What you will do:
From the entries below, tally how many lines contain "povrchová" and report only that figure.

Input for this task:
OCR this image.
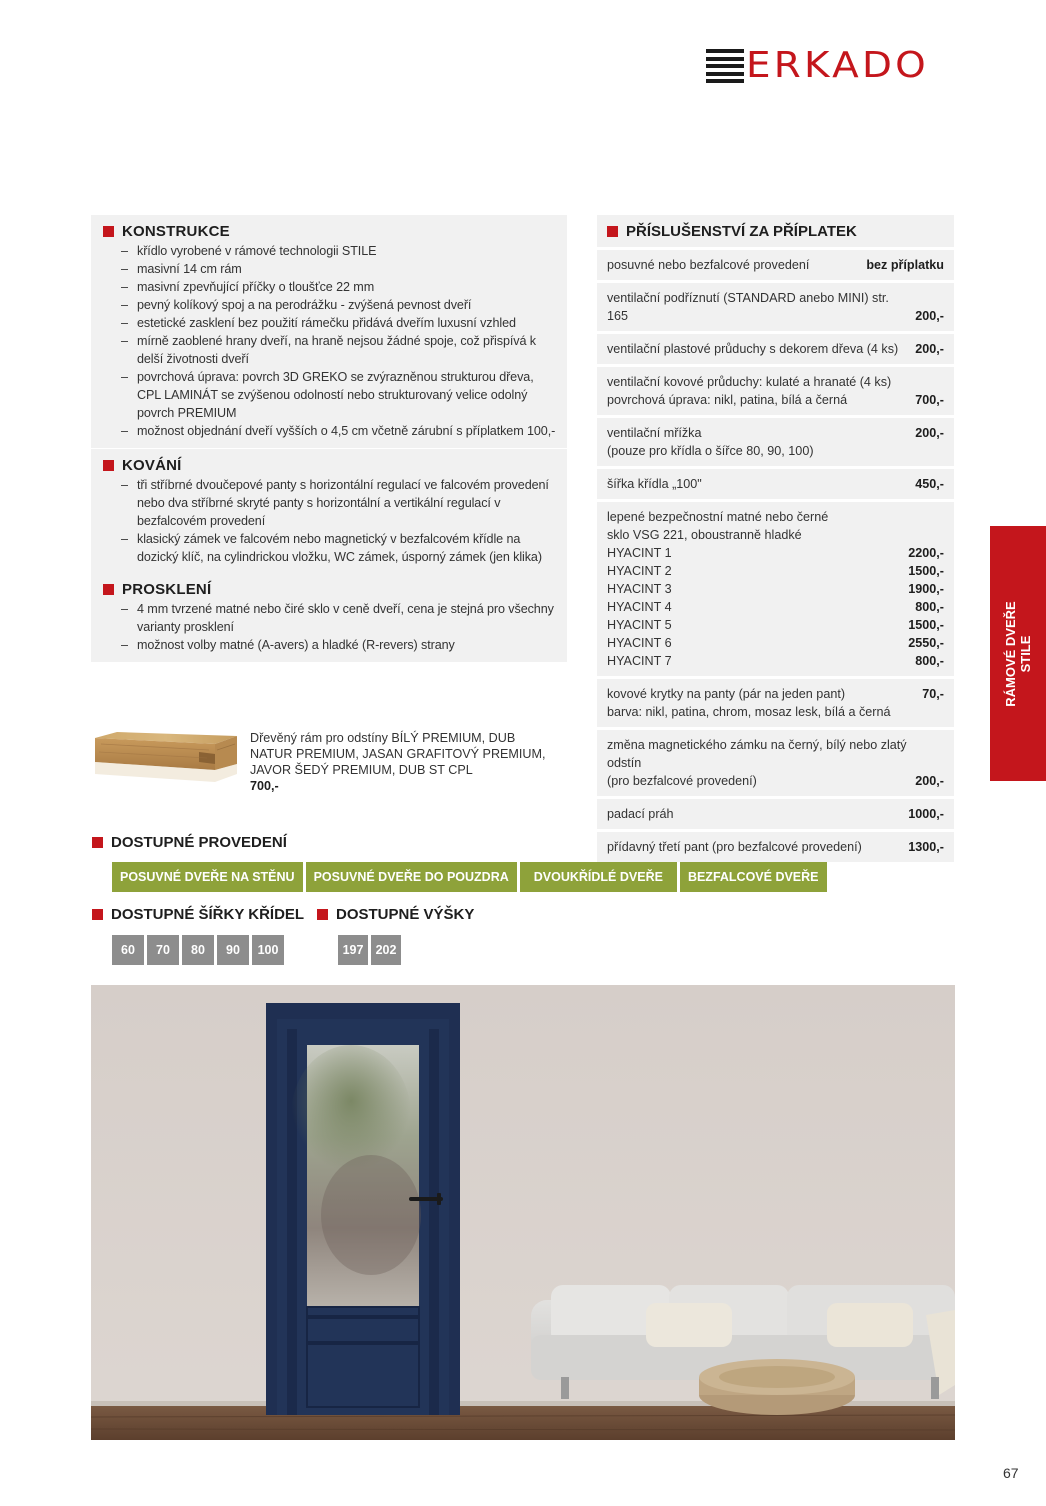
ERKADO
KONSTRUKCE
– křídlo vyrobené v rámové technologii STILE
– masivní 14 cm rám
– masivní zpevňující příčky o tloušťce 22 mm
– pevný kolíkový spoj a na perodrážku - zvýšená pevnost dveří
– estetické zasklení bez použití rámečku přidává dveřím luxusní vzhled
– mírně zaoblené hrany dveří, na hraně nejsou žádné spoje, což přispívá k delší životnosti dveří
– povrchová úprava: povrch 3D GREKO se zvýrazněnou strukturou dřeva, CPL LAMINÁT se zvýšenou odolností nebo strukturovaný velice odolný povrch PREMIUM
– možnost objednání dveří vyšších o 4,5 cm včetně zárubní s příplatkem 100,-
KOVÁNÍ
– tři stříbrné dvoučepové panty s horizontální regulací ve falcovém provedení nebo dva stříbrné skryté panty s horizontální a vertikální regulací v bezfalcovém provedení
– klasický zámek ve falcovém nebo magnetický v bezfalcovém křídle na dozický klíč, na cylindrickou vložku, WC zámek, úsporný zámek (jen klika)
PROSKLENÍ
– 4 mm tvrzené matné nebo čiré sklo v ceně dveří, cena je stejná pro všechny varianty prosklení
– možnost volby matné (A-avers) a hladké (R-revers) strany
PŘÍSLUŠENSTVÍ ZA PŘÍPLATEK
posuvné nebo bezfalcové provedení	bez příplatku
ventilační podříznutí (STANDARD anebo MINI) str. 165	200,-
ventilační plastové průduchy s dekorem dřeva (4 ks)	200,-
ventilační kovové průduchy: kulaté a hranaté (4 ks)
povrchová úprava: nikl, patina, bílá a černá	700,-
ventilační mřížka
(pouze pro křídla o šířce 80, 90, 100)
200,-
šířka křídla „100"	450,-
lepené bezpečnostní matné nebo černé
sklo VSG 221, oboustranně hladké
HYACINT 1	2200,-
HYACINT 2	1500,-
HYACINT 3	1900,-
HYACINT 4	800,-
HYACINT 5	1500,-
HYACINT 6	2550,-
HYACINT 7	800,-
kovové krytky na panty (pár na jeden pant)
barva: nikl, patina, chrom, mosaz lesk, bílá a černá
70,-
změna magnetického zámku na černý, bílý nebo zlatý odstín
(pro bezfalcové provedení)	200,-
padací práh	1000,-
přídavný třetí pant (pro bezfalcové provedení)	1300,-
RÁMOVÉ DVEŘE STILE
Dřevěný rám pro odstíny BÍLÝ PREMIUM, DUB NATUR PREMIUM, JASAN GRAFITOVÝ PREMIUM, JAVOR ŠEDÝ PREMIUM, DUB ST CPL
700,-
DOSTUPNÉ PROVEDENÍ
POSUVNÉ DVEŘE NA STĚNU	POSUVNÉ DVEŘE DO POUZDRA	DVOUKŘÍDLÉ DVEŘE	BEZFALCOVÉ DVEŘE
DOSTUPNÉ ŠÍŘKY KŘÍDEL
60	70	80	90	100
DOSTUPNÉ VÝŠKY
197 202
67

* * *

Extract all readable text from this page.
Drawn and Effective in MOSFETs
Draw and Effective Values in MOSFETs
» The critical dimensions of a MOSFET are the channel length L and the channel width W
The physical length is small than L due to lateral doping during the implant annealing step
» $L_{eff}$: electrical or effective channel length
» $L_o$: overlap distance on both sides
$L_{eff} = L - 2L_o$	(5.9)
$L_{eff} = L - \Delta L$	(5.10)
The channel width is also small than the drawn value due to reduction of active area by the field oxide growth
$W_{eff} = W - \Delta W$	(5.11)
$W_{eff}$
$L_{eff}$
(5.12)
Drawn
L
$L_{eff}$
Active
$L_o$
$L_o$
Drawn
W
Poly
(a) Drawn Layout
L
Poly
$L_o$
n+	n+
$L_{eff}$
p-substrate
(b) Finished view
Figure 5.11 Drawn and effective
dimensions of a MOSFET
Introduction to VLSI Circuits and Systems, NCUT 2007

Completed task:
2